- AIM OF THE EXERCISE -
In the page on the episode "Green" of The Bear, what number does the episode hold in the series overall?

-- start PAGE EXCERPT --

- Episode no.: Season 4 Episode 8
- Directed by: Christopher Storer
- Written by: Joanna Calo & Christopher Storer
- Cinematography by: Andrew Wehde
- Editing by: Megan Mancini
- Production code: XCBV4008
- Original air date: June 25, 2025
- Running time: 30 minutes

Guest appearances
- Oliver Platt as Jimmy Kalinowski; Chris Witaske as Pete Katinsky; Molly Gordon as Claire Dunlap; Robert Townsend as Emmanuel Adamu; Will Poulter as Luca; Adam Shapiro as Adam Shapiro; Ricky Staffieri as Ted Fak; Corey Hendrix as Gary "Sweeps" Woods; Sarah Ramos as Chef Jess; Andrew Lopez as Garrett; Rene Gube as Rene; Brian Koppelman as the Computer; Christopher J. Zucchero as Chi-Chi; Paulie James as Chuckie;

Episode chronology
| ← Previous "Bears" | Next → "Tonnato" |
- The Bear season 4

= Green (The Bear) =

"Green" is the eighth episode of the fourth season of the American comedy-drama television series The Bear. It is the 36th overall episode of the series and was written by Joanna Calo & Christopher Storer and directed by series creator Christopher Storer. It was released on Hulu on June 25, 2025, along with the rest of the season.

-- end PAGE EXCERPT --
-- start SUPPLIED DATA --

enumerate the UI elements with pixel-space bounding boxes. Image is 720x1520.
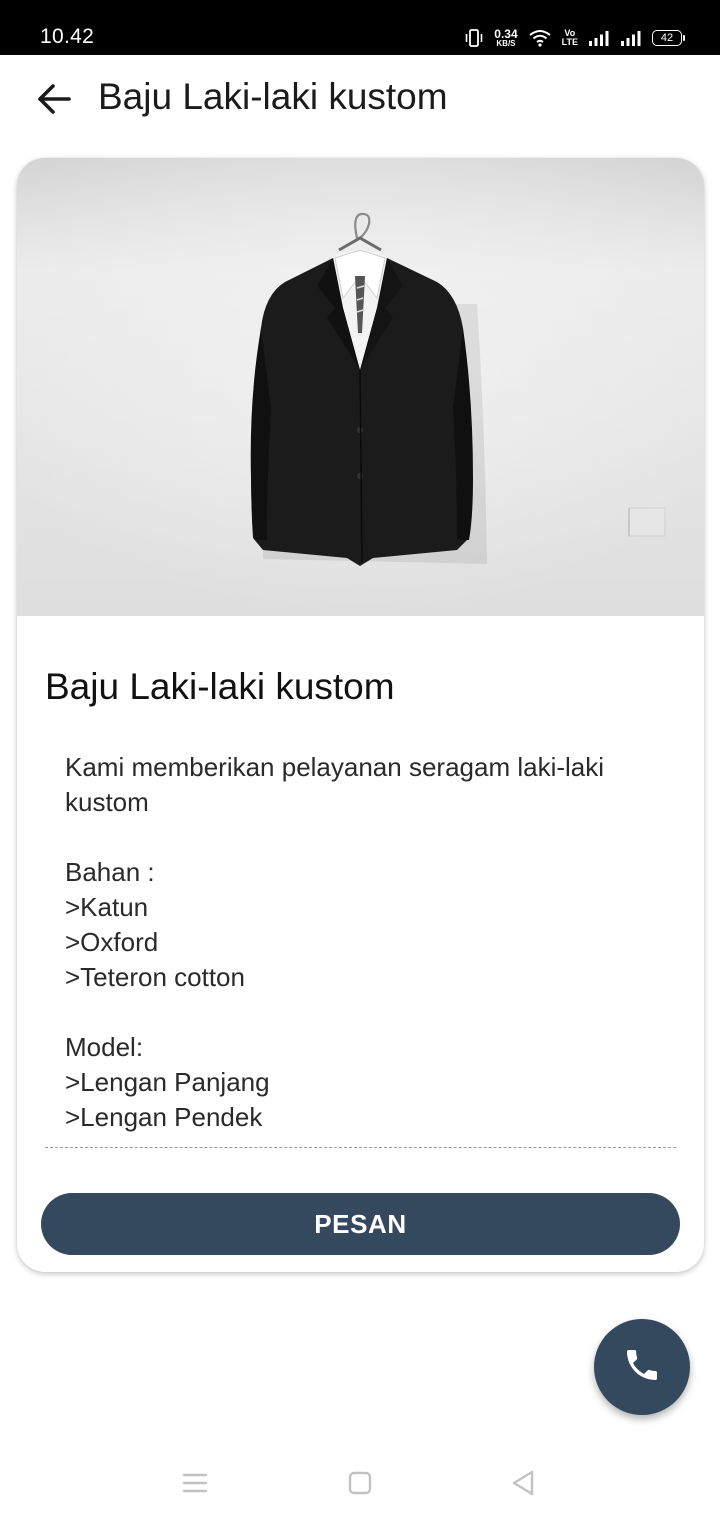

-- end SUPPLIED DATA --
-- start SUPPLIED DATA --

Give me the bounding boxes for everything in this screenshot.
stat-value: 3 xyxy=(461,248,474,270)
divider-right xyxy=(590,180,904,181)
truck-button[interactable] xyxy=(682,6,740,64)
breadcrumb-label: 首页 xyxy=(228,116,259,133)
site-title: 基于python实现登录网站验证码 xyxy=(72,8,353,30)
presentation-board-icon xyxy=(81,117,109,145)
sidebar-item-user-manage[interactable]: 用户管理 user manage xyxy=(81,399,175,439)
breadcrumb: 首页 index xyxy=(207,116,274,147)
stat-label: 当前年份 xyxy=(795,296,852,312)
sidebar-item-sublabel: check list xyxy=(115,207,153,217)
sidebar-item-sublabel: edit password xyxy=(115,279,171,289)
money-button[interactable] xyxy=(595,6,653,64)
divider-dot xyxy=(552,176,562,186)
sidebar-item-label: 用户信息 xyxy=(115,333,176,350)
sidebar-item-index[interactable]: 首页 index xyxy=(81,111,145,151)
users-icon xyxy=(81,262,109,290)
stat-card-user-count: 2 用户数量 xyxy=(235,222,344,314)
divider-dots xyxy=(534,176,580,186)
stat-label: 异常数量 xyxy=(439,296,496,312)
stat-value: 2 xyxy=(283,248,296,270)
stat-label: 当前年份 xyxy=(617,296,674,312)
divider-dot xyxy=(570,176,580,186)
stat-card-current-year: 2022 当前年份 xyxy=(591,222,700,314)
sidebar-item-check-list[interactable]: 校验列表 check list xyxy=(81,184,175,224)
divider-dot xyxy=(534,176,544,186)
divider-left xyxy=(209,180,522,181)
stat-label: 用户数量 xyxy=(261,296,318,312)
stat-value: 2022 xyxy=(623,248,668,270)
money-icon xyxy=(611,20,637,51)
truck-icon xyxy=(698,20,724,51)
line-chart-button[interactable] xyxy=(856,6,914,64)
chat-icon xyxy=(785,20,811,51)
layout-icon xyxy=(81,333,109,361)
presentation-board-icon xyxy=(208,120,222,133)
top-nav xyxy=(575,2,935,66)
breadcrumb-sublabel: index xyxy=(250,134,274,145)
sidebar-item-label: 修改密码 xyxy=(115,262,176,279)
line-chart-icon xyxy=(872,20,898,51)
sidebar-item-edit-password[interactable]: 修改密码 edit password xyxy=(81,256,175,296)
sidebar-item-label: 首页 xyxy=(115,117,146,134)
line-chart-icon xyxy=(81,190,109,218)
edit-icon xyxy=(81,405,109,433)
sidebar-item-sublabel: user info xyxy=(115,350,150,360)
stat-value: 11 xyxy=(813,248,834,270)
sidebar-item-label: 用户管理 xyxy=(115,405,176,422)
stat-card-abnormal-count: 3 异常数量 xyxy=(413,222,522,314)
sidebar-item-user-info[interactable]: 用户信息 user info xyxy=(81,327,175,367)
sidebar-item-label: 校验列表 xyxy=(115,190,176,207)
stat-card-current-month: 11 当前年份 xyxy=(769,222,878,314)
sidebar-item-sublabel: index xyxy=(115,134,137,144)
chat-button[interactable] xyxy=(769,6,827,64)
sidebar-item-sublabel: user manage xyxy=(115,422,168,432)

-- end SUPPLIED DATA --
-- start SUPPLIED DATA --

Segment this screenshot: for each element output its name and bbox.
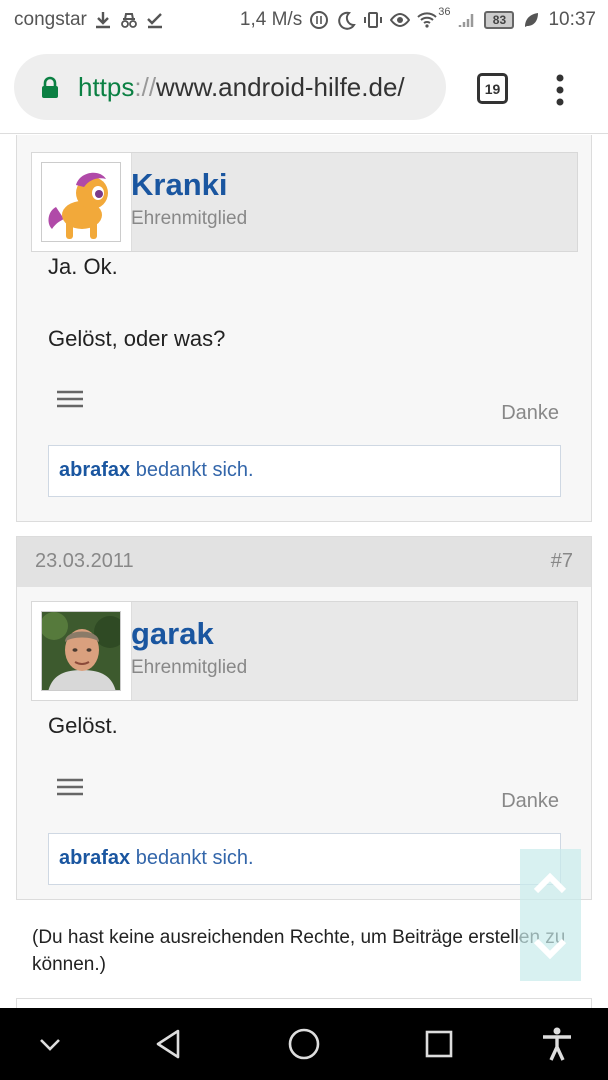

-- end SUPPLIED DATA --

- EXERCISE OUTPUT -
It is the 36th overall episode of the series.